(Directions for this task):
Lines containing the word "Utilisateurs" are to be located and copied.

======== Records provided

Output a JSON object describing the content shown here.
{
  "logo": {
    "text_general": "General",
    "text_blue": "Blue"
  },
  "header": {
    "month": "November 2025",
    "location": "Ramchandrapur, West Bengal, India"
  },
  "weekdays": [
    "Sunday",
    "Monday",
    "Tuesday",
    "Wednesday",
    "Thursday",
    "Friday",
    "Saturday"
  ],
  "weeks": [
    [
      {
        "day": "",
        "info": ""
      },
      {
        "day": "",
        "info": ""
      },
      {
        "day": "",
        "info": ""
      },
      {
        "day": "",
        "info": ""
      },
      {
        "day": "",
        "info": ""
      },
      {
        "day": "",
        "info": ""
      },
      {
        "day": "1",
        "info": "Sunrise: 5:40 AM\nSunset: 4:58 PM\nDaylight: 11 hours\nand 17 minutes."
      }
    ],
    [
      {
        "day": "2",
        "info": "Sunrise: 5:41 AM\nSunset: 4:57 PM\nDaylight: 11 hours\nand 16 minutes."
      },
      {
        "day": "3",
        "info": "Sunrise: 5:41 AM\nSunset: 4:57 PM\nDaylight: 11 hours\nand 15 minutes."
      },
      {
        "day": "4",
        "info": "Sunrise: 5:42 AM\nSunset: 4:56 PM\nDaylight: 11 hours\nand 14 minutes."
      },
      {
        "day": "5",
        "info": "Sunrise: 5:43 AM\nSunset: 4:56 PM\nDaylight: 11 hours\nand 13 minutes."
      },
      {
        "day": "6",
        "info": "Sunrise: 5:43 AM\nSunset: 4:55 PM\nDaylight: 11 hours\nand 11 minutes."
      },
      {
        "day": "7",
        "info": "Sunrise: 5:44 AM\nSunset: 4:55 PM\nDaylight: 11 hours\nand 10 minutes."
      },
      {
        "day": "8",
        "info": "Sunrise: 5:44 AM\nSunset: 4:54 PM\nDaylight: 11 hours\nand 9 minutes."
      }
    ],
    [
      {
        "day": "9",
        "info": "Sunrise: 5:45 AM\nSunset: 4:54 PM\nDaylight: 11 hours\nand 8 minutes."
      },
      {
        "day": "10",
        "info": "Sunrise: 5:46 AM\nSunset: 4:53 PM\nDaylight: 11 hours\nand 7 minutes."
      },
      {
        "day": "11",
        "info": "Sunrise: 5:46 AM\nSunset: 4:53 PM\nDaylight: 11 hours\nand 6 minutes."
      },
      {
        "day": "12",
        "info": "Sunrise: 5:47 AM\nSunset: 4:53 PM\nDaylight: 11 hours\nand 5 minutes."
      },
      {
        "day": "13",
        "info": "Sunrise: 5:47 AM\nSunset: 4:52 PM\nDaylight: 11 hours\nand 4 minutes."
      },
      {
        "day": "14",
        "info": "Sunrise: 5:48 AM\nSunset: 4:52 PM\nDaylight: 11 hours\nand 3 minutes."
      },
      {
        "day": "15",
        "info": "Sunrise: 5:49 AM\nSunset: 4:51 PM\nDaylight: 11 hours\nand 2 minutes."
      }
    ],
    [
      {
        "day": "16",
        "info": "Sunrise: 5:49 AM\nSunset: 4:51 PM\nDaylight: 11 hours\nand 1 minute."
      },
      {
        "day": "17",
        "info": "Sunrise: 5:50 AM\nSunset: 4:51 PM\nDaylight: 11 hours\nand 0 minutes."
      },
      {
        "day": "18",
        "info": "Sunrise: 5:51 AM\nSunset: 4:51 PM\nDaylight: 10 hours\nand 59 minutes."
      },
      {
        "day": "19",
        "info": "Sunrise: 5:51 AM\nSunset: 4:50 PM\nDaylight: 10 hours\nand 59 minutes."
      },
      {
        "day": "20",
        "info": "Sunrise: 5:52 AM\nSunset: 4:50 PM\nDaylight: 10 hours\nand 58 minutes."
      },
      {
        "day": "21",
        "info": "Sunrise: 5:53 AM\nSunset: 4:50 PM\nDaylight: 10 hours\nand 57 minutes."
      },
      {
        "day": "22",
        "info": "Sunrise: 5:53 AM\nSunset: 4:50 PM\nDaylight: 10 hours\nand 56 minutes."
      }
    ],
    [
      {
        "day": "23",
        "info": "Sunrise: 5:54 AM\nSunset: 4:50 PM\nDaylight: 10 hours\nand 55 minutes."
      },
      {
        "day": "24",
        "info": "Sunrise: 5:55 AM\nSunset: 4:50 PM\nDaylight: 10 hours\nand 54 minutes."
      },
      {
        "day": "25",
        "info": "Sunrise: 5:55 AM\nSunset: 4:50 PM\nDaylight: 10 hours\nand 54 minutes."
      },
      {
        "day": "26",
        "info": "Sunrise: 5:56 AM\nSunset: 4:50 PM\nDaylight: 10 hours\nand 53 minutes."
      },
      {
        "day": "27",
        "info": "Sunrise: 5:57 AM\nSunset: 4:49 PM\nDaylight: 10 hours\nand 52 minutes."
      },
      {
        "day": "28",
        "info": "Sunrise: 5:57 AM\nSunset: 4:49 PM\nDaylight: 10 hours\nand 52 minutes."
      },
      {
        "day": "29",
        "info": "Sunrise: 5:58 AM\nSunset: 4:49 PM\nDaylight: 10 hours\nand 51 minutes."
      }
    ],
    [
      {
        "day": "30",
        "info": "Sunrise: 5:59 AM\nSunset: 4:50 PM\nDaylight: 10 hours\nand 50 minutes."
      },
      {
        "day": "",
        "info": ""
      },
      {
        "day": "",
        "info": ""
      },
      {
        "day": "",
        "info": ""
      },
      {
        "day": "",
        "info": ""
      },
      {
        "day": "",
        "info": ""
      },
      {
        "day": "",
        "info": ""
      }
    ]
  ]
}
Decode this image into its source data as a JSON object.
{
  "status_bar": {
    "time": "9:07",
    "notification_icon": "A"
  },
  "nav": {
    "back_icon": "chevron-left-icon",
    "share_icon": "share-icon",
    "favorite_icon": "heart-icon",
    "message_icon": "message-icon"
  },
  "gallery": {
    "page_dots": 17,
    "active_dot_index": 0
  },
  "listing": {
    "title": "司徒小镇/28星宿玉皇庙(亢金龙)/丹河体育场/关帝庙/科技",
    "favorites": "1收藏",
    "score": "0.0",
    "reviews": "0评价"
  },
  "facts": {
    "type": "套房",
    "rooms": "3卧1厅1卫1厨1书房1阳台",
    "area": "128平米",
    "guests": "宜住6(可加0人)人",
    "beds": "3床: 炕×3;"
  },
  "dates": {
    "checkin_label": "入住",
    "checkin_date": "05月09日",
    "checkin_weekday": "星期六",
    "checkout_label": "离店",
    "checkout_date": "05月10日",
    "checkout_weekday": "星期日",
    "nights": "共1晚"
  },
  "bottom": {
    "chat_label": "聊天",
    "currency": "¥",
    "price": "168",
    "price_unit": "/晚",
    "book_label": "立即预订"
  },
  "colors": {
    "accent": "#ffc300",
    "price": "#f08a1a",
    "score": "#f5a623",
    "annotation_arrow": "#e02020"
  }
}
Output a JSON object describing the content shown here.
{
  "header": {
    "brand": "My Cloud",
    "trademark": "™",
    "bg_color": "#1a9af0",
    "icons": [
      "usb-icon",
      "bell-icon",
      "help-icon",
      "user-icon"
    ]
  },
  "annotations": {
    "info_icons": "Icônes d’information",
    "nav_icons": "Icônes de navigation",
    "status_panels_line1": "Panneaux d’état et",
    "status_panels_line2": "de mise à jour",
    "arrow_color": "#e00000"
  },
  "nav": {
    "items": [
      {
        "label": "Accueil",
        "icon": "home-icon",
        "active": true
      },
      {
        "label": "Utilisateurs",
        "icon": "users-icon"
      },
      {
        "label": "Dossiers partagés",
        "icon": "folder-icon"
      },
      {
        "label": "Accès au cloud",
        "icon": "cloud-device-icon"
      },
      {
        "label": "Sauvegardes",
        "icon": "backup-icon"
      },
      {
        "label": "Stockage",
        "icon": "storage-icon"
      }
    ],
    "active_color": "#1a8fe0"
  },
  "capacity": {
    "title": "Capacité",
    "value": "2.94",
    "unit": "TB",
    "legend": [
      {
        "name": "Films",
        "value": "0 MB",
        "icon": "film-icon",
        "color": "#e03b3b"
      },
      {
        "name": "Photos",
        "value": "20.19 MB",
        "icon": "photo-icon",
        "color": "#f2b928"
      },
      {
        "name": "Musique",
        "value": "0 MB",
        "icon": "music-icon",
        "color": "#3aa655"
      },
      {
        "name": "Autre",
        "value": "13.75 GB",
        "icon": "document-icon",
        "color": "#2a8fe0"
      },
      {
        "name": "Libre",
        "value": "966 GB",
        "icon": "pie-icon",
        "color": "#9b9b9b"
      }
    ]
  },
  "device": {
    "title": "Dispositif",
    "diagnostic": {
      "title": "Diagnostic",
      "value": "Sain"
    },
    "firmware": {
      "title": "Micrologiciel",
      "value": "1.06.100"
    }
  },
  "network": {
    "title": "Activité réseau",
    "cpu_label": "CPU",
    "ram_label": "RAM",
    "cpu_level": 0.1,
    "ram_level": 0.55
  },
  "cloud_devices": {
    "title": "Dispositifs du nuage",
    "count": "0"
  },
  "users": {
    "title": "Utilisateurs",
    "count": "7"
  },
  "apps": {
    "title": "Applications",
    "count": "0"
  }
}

================

(Exercise answer):
        "label": "Utilisateurs",
    "title": "Utilisateurs",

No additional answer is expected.